** BEGIN **

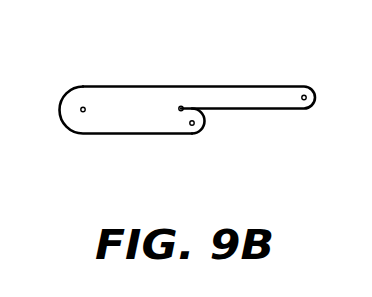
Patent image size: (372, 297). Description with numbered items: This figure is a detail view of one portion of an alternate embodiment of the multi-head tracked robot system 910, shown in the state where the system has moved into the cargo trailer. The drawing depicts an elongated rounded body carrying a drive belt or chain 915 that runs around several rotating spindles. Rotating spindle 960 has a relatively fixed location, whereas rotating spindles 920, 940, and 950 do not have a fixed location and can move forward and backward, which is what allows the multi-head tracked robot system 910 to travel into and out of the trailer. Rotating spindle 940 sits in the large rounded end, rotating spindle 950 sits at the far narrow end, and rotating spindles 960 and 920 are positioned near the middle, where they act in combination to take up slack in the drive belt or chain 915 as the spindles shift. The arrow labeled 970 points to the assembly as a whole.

The multi-head tracked robot system 910 is at (60, 108).
The drive belt or chain 915 is at (177, 86).
The rotating spindle 920 is at (192, 126).
The rotating spindle 940 is at (85, 105).
The rotating spindle 950 is at (305, 100).
The rotating spindle 960 is at (181, 111).
The assembly 970 is at (263, 64).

** END **

▶ **AIM**
Reproduce the material above line for line, without the picture.

▶ **EXPECTED ANSWER**
Patent image size: (372, 297). Description with numbered items: This figure is a detail view of one portion of an alternate embodiment of the multi-head tracked robot system 910, shown in the state where the system has moved into the cargo trailer. The drawing depicts an elongated rounded body carrying a drive belt or chain 915 that runs around several rotating spindles. Rotating spindle 960 has a relatively fixed location, whereas rotating spindles 920, 940, and 950 do not have a fixed location and can move forward and backward, which is what allows the multi-head tracked robot system 910 to travel into and out of the trailer. Rotating spindle 940 sits in the large rounded end, rotating spindle 950 sits at the far narrow end, and rotating spindles 960 and 920 are positioned near the middle, where they act in combination to take up slack in the drive belt or chain 915 as the spindles shift. The arrow labeled 970 points to the assembly as a whole.

The multi-head tracked robot system 910 is at (60, 108).
The drive belt or chain 915 is at (177, 86).
The rotating spindle 920 is at (192, 126).
The rotating spindle 940 is at (85, 105).
The rotating spindle 950 is at (305, 100).
The rotating spindle 960 is at (181, 111).
The assembly 970 is at (263, 64).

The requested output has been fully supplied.